Brief: Extract each line bearing the word "TiO₂".

━━━━━ Records for the task ━━━━━

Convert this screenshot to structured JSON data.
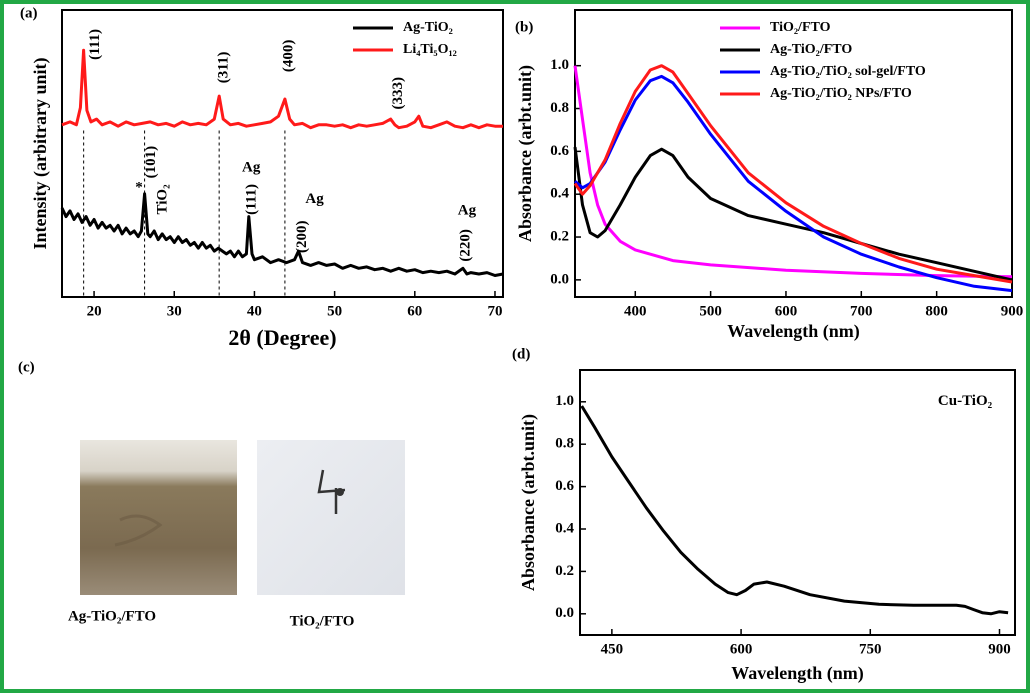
{
  "chart_data": [
    {
      "type": "line",
      "panel_label": "(a)",
      "x_label": "2θ (Degree)",
      "y_label": "Intensity (arbitrary unit)",
      "xlim": [
        16,
        71
      ],
      "ylim": [
        0,
        100
      ],
      "xticks": [
        20,
        30,
        40,
        50,
        60,
        70
      ],
      "legend": "upper right",
      "series": [
        {
          "name": "Ag-TiO₂",
          "color": "#000000",
          "x": [
            16,
            16.5,
            17,
            17.5,
            18,
            18.5,
            19,
            19.5,
            20,
            20.5,
            21,
            21.5,
            22,
            22.5,
            23,
            23.5,
            24,
            24.5,
            25,
            25.5,
            25.9,
            26.3,
            26.7,
            27,
            27.5,
            28,
            28.5,
            29,
            29.5,
            30,
            30.5,
            31,
            31.5,
            32,
            32.5,
            33,
            33.5,
            34,
            34.5,
            35,
            35.5,
            36,
            36.5,
            37,
            37.5,
            38,
            38.5,
            39,
            39.3,
            39.7,
            40,
            41,
            42,
            43,
            44,
            45,
            45.5,
            46,
            47,
            48,
            49,
            50,
            51,
            52,
            53,
            54,
            55,
            56,
            57,
            58,
            59,
            60,
            61,
            62,
            63,
            64,
            65,
            66,
            66.5,
            67,
            68,
            69,
            70,
            71
          ],
          "values": [
            31,
            28,
            30,
            27,
            29,
            26,
            28,
            25,
            27,
            24,
            26,
            24,
            25,
            23,
            25,
            22,
            24,
            22,
            23,
            21,
            23,
            36,
            22,
            21,
            23,
            20,
            22,
            20,
            21,
            19,
            21,
            19,
            20,
            18,
            19,
            17,
            19,
            17,
            18,
            16,
            17,
            16,
            15,
            16,
            14,
            16,
            14,
            15,
            28,
            15,
            13,
            14,
            12,
            13,
            12,
            13,
            16,
            12,
            11,
            12,
            11,
            11.5,
            10,
            11,
            10,
            10.5,
            9.5,
            10,
            9,
            10,
            9,
            9.5,
            8.5,
            9,
            8.5,
            9,
            8,
            10,
            8,
            8.5,
            8,
            8.5,
            7.5,
            8
          ]
        },
        {
          "name": "Li₄Ti₅O₁₂",
          "color": "#ff1a1a",
          "x": [
            16,
            17,
            17.8,
            18.3,
            18.7,
            19.1,
            19.6,
            20.3,
            21,
            22,
            23,
            24,
            25,
            26,
            27,
            28,
            29,
            30,
            31,
            32,
            33,
            34,
            35,
            35.6,
            36.1,
            37,
            38,
            39,
            40,
            41,
            42,
            43,
            43.8,
            44.4,
            45,
            46,
            47,
            48,
            49,
            50,
            51,
            52,
            53,
            54,
            55,
            56,
            57,
            57.5,
            58,
            59,
            60,
            60.5,
            61,
            62,
            63,
            64,
            65,
            66,
            67,
            68,
            69,
            70,
            71
          ],
          "values": [
            60,
            61,
            60,
            66,
            86,
            65,
            61,
            62,
            60,
            61,
            59.5,
            61,
            60,
            60.5,
            61,
            60,
            60.5,
            59.5,
            61,
            60,
            60.5,
            60,
            62,
            70,
            62,
            60,
            60.5,
            59.5,
            60,
            60.5,
            61,
            63,
            69,
            62,
            60,
            60.5,
            59,
            60,
            60,
            59.5,
            60,
            59,
            60,
            59.5,
            60,
            60.5,
            62,
            60,
            59,
            59.5,
            61,
            63,
            59.5,
            59,
            60,
            61,
            59.5,
            59,
            60,
            59,
            60,
            59.5,
            59.5
          ]
        }
      ],
      "reference_lines": [
        18.7,
        26.3,
        35.6,
        43.8
      ],
      "annotations": [
        {
          "text": "(111)",
          "x": 20.2,
          "y": 88,
          "rotate": true
        },
        {
          "text": "(311)",
          "x": 36.2,
          "y": 80,
          "rotate": true
        },
        {
          "text": "(400)",
          "x": 44.3,
          "y": 84,
          "rotate": true
        },
        {
          "text": "(333)",
          "x": 58,
          "y": 71,
          "rotate": true
        },
        {
          "text": "*",
          "x": 25.6,
          "y": 38,
          "rotate": false
        },
        {
          "text": "(101)",
          "x": 27.2,
          "y": 47,
          "rotate": true
        },
        {
          "text": "TiO₂",
          "x": 28.6,
          "y": 34,
          "rotate": true
        },
        {
          "text": "Ag",
          "x": 39.6,
          "y": 45,
          "rotate": false
        },
        {
          "text": "(111)",
          "x": 39.7,
          "y": 34,
          "rotate": true
        },
        {
          "text": "Ag",
          "x": 47.5,
          "y": 34,
          "rotate": false
        },
        {
          "text": "(200)",
          "x": 46,
          "y": 21,
          "rotate": true
        },
        {
          "text": "Ag",
          "x": 66.5,
          "y": 30,
          "rotate": false
        },
        {
          "text": "(220)",
          "x": 66.4,
          "y": 18,
          "rotate": true
        }
      ]
    },
    {
      "type": "line",
      "panel_label": "(b)",
      "x_label": "Wavelength (nm)",
      "y_label": "Absorbance (arbt.unit)",
      "xlim": [
        320,
        900
      ],
      "ylim": [
        -0.08,
        1.26
      ],
      "xticks": [
        400,
        500,
        600,
        700,
        800,
        900
      ],
      "yticks": [
        {
          "value": 0,
          "label": "0.0"
        },
        {
          "value": 0.2,
          "label": "0.2"
        },
        {
          "value": 0.4,
          "label": "0.4"
        },
        {
          "value": 0.6,
          "label": "0.6"
        },
        {
          "value": 0.8,
          "label": "0.8"
        },
        {
          "value": 1.0,
          "label": "1.0"
        }
      ],
      "legend": "upper center",
      "series": [
        {
          "name": "TiO₂/FTO",
          "color": "#ff00ff",
          "x": [
            320,
            330,
            340,
            350,
            360,
            380,
            400,
            450,
            500,
            600,
            700,
            800,
            900
          ],
          "values": [
            1.0,
            0.75,
            0.5,
            0.35,
            0.26,
            0.18,
            0.14,
            0.09,
            0.07,
            0.045,
            0.03,
            0.02,
            0.015
          ]
        },
        {
          "name": "Ag-TiO₂/FTO",
          "color": "#000000",
          "x": [
            320,
            330,
            340,
            350,
            360,
            380,
            400,
            420,
            435,
            450,
            470,
            500,
            550,
            600,
            650,
            700,
            750,
            800,
            850,
            900
          ],
          "values": [
            0.62,
            0.35,
            0.22,
            0.2,
            0.23,
            0.35,
            0.48,
            0.58,
            0.61,
            0.58,
            0.48,
            0.38,
            0.3,
            0.26,
            0.22,
            0.17,
            0.12,
            0.08,
            0.04,
            0.0
          ]
        },
        {
          "name": "Ag-TiO₂/TiO₂ sol-gel/FTO",
          "color": "#0000ff",
          "x": [
            320,
            330,
            340,
            360,
            380,
            400,
            420,
            435,
            450,
            470,
            500,
            550,
            600,
            650,
            700,
            750,
            800,
            850,
            900
          ],
          "values": [
            0.46,
            0.43,
            0.45,
            0.55,
            0.7,
            0.84,
            0.93,
            0.95,
            0.92,
            0.83,
            0.68,
            0.46,
            0.32,
            0.2,
            0.12,
            0.06,
            0.01,
            -0.03,
            -0.05
          ]
        },
        {
          "name": "Ag-TiO₂/TiO₂ NPs/FTO",
          "color": "#ff1a1a",
          "x": [
            320,
            330,
            340,
            360,
            380,
            400,
            420,
            435,
            450,
            470,
            500,
            550,
            600,
            650,
            700,
            750,
            800,
            850,
            900
          ],
          "values": [
            0.45,
            0.4,
            0.44,
            0.56,
            0.73,
            0.88,
            0.98,
            1.0,
            0.97,
            0.87,
            0.72,
            0.5,
            0.36,
            0.25,
            0.17,
            0.1,
            0.05,
            0.02,
            -0.01
          ]
        }
      ]
    },
    {
      "type": "line",
      "panel_label": "(d)",
      "x_label": "Wavelength (nm)",
      "y_label": "Absorbance (arbt.unit)",
      "xlim": [
        413,
        918
      ],
      "ylim": [
        -0.1,
        1.15
      ],
      "xticks": [
        450,
        600,
        750,
        900
      ],
      "yticks": [
        {
          "value": 0,
          "label": "0.0"
        },
        {
          "value": 0.2,
          "label": "0.2"
        },
        {
          "value": 0.4,
          "label": "0.4"
        },
        {
          "value": 0.6,
          "label": "0.6"
        },
        {
          "value": 0.8,
          "label": "0.8"
        },
        {
          "value": 1.0,
          "label": "1.0"
        }
      ],
      "series": [
        {
          "color": "#000000",
          "x": [
            415,
            430,
            450,
            470,
            490,
            510,
            530,
            550,
            570,
            585,
            595,
            605,
            615,
            630,
            650,
            680,
            720,
            760,
            800,
            850,
            860,
            870,
            880,
            890,
            900,
            910
          ],
          "values": [
            0.98,
            0.88,
            0.74,
            0.62,
            0.5,
            0.39,
            0.29,
            0.21,
            0.14,
            0.1,
            0.09,
            0.11,
            0.14,
            0.15,
            0.13,
            0.09,
            0.06,
            0.045,
            0.04,
            0.04,
            0.035,
            0.02,
            0.005,
            0.0,
            0.01,
            0.005
          ]
        }
      ],
      "annotations": [
        {
          "text": "Cu-TiO₂",
          "x": 860,
          "y": 1.0,
          "rotate": false
        }
      ]
    }
  ],
  "photos": {
    "panel_label": "(c)",
    "captions": [
      "Ag-TiO₂/FTO",
      "TiO₂/FTO"
    ]
  }
}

━━━━━

Full response:
          "name": "Ag-TiO₂",
          "text": "TiO₂",
          "name": "TiO₂/FTO",
          "name": "Ag-TiO₂/FTO",
          "name": "Ag-TiO₂/TiO₂ sol-gel/FTO",
          "name": "Ag-TiO₂/TiO₂ NPs/FTO",
          "text": "Cu-TiO₂",
      "Ag-TiO₂/FTO",
      "TiO₂/FTO"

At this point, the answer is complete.